> _TASK INSTRUCTIONS_
Omit all images, then return the remaining material exactly as it stands.

> _STORED ROWS_
- - -

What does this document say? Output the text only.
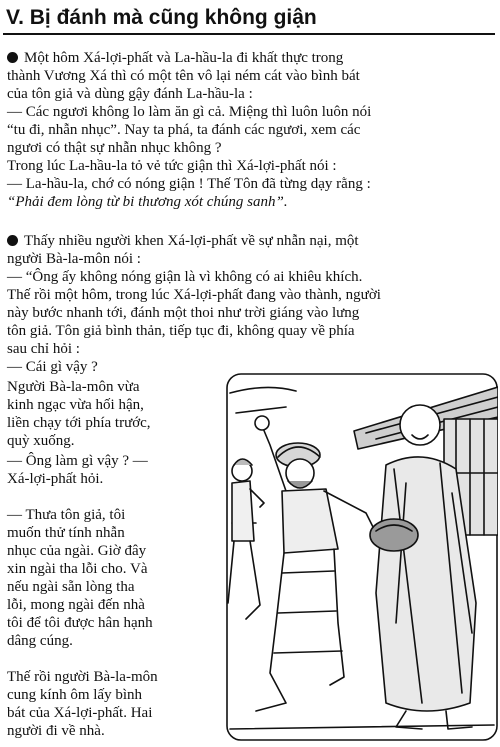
V. Bị đánh mà cũng không giận
Một hôm Xá-lợi-phất và La-hầu-la đi khất thực trong
thành Vương Xá thì có một tên vô lại ném cát vào bình bát
của tôn giả và dùng gậy đánh La-hầu-la :
— Các ngươi không lo làm ăn gì cả. Miệng thì luôn luôn nói
“tu đi, nhẫn nhục”. Nay ta phá, ta đánh các ngươi, xem các
ngươi có thật sự nhẫn nhục không ?
Trong lúc La-hầu-la tỏ vẻ tức giận thì Xá-lợi-phất nói :
— La-hầu-la, chớ có nóng giận ! Thế Tôn đã từng dạy rằng :
“Phải đem lòng từ bi thương xót chúng sanh”.
Thấy nhiều người khen Xá-lợi-phất về sự nhẫn nại, một
người Bà-la-môn nói :
— “Ông ấy không nóng giận là vì không có ai khiêu khích.
Thế rồi một hôm, trong lúc Xá-lợi-phất đang vào thành, người
này bước nhanh tới, đánh một thoi như trời giáng vào lưng
tôn giả. Tôn giả bình thản, tiếp tục đi, không quay về phía
sau chỉ hỏi :
— Cái gì vậy ?
Người Bà-la-môn vừa
kinh ngạc vừa hối hận,
liền chạy tới phía trước,
quỳ xuống.
— Ông làm gì vậy ? —
Xá-lợi-phất hỏi.
— Thưa tôn giả, tôi
muốn thử tính nhẫn
nhục của ngài. Giờ đây
xin ngài tha lỗi cho. Và
nếu ngài sẵn lòng tha
lỗi, mong ngài đến nhà
tôi để tôi được hân hạnh
dâng cúng.
Thế rồi người Bà-la-môn
cung kính ôm lấy bình
bát của Xá-lợi-phất. Hai
người đi về nhà.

- - -

> _EXPECTED ANSWER_
What does this document say? Output the text only.
V. Bị đánh mà cũng không giận
Một hôm Xá-lợi-phất và La-hầu-la đi khất thực trong
thành Vương Xá thì có một tên vô lại ném cát vào bình bát
của tôn giả và dùng gậy đánh La-hầu-la :
— Các ngươi không lo làm ăn gì cả. Miệng thì luôn luôn nói
“tu đi, nhẫn nhục”. Nay ta phá, ta đánh các ngươi, xem các
ngươi có thật sự nhẫn nhục không ?
Trong lúc La-hầu-la tỏ vẻ tức giận thì Xá-lợi-phất nói :
— La-hầu-la, chớ có nóng giận ! Thế Tôn đã từng dạy rằng :
“Phải đem lòng từ bi thương xót chúng sanh”.
Thấy nhiều người khen Xá-lợi-phất về sự nhẫn nại, một
người Bà-la-môn nói :
— “Ông ấy không nóng giận là vì không có ai khiêu khích.
Thế rồi một hôm, trong lúc Xá-lợi-phất đang vào thành, người
này bước nhanh tới, đánh một thoi như trời giáng vào lưng
tôn giả. Tôn giả bình thản, tiếp tục đi, không quay về phía
sau chỉ hỏi :
— Cái gì vậy ?
Người Bà-la-môn vừa
kinh ngạc vừa hối hận,
liền chạy tới phía trước,
quỳ xuống.
— Ông làm gì vậy ? —
Xá-lợi-phất hỏi.
— Thưa tôn giả, tôi
muốn thử tính nhẫn
nhục của ngài. Giờ đây
xin ngài tha lỗi cho. Và
nếu ngài sẵn lòng tha
lỗi, mong ngài đến nhà
tôi để tôi được hân hạnh
dâng cúng.
Thế rồi người Bà-la-môn
cung kính ôm lấy bình
bát của Xá-lợi-phất. Hai
người đi về nhà.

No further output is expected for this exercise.